▶ _Aim of the task_:
Go through the listing below and list every line with "this".

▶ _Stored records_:
<<<<

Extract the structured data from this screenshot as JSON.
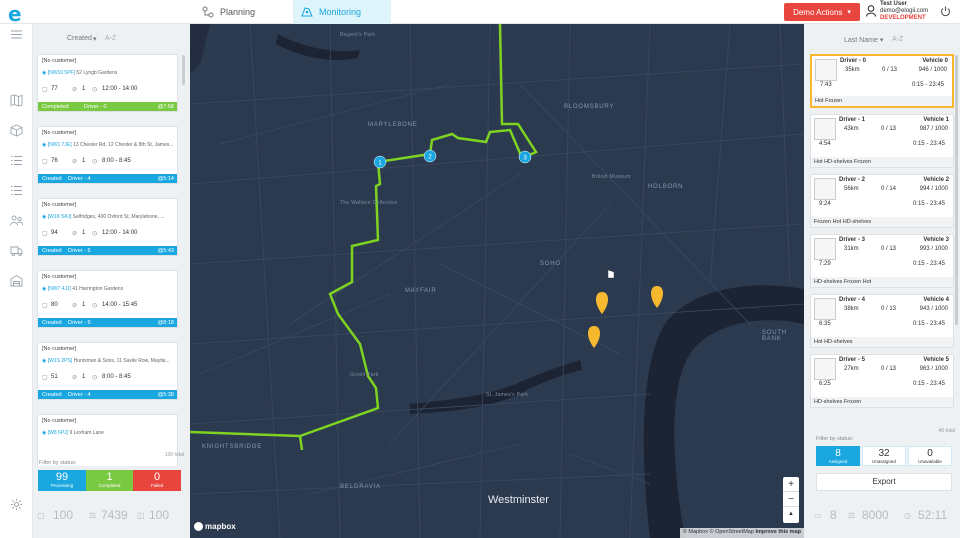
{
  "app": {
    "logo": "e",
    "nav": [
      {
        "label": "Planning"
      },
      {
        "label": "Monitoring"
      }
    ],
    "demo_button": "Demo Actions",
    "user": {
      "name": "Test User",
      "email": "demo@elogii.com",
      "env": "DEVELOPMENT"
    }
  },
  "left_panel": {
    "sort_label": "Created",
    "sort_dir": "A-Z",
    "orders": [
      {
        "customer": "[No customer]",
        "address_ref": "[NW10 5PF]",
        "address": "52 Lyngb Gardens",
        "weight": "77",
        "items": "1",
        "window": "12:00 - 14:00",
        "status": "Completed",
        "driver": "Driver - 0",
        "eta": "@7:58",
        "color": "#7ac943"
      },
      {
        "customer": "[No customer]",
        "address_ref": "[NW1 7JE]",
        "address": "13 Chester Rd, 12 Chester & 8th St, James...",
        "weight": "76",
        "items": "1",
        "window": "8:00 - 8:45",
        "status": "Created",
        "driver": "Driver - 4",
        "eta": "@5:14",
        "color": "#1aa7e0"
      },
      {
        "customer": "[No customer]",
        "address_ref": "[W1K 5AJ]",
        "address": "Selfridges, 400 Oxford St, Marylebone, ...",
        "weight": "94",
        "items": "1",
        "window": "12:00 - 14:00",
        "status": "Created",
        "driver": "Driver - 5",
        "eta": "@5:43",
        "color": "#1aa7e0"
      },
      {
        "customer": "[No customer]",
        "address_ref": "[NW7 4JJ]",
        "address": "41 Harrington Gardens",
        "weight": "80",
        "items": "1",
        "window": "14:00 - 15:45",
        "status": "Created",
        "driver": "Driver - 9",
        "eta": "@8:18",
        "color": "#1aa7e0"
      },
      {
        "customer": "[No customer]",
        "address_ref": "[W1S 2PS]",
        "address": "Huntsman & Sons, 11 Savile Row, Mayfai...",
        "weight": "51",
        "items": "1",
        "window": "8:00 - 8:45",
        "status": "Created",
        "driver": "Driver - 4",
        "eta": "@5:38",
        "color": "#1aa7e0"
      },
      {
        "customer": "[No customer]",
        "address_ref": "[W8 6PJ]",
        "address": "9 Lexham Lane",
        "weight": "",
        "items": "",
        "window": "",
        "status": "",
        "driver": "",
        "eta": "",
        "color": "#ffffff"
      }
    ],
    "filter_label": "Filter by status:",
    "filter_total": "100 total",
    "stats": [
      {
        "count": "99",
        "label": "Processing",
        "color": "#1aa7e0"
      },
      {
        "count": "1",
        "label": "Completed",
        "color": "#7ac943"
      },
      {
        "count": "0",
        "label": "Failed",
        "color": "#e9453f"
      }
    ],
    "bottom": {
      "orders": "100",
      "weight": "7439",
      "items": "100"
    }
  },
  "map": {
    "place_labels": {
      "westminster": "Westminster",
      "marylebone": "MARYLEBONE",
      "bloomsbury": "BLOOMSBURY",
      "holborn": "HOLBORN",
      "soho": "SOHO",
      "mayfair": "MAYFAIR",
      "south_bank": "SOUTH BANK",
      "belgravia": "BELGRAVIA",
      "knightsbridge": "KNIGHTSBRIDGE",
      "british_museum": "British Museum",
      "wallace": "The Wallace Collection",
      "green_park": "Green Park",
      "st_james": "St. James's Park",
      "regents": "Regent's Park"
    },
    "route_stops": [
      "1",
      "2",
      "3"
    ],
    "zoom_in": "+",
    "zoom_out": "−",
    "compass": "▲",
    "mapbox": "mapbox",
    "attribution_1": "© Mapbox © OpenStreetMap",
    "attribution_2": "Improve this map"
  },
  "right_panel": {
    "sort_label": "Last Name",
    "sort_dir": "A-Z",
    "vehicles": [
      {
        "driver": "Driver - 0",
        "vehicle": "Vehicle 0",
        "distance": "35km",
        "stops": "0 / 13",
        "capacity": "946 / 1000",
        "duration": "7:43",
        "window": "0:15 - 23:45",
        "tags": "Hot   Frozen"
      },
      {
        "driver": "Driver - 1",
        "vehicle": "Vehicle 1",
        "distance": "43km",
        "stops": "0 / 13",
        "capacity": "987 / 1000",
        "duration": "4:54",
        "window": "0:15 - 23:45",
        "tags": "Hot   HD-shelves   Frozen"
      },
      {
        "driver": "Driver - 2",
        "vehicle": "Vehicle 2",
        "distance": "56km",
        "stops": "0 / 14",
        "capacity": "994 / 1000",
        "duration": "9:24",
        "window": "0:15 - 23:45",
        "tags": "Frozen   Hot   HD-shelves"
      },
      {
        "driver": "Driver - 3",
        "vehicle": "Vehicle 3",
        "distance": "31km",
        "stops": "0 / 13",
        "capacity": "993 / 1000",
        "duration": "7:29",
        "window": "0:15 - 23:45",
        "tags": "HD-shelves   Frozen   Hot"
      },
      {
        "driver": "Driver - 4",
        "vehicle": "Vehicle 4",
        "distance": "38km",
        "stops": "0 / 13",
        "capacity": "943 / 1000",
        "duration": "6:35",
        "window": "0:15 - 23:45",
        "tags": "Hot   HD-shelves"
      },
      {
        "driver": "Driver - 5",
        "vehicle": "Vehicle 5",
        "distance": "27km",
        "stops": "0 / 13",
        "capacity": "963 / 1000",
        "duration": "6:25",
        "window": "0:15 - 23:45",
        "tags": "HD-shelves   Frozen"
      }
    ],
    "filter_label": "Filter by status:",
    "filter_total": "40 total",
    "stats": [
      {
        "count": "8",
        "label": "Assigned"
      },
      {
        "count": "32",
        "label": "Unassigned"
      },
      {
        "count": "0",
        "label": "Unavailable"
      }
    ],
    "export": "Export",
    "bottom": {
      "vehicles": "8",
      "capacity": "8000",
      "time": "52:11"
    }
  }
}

>>>>
<<<<

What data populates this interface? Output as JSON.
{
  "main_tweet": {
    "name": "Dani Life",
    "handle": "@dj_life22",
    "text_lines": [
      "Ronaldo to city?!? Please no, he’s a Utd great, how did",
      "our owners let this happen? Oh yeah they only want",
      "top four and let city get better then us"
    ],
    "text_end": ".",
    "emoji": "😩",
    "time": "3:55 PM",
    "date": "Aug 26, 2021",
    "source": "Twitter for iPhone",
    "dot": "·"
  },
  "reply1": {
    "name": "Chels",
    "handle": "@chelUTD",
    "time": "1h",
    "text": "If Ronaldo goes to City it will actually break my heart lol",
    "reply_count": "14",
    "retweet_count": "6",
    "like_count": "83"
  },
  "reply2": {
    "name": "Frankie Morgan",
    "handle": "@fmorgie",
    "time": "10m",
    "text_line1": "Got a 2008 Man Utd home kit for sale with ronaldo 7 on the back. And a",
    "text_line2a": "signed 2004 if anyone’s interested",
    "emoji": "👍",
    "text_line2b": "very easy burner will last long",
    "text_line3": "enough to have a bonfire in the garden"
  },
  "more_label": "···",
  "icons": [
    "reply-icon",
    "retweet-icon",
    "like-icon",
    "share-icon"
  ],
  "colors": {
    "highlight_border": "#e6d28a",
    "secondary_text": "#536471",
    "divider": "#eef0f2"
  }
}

>>>>

▶ _Result below_:
Extract the structured data from this screenshot as JSON.
    "attribution_2": "Improve this map"
What data populates this interface? Output as JSON.
      "our owners let this happen? Oh yeah they only want",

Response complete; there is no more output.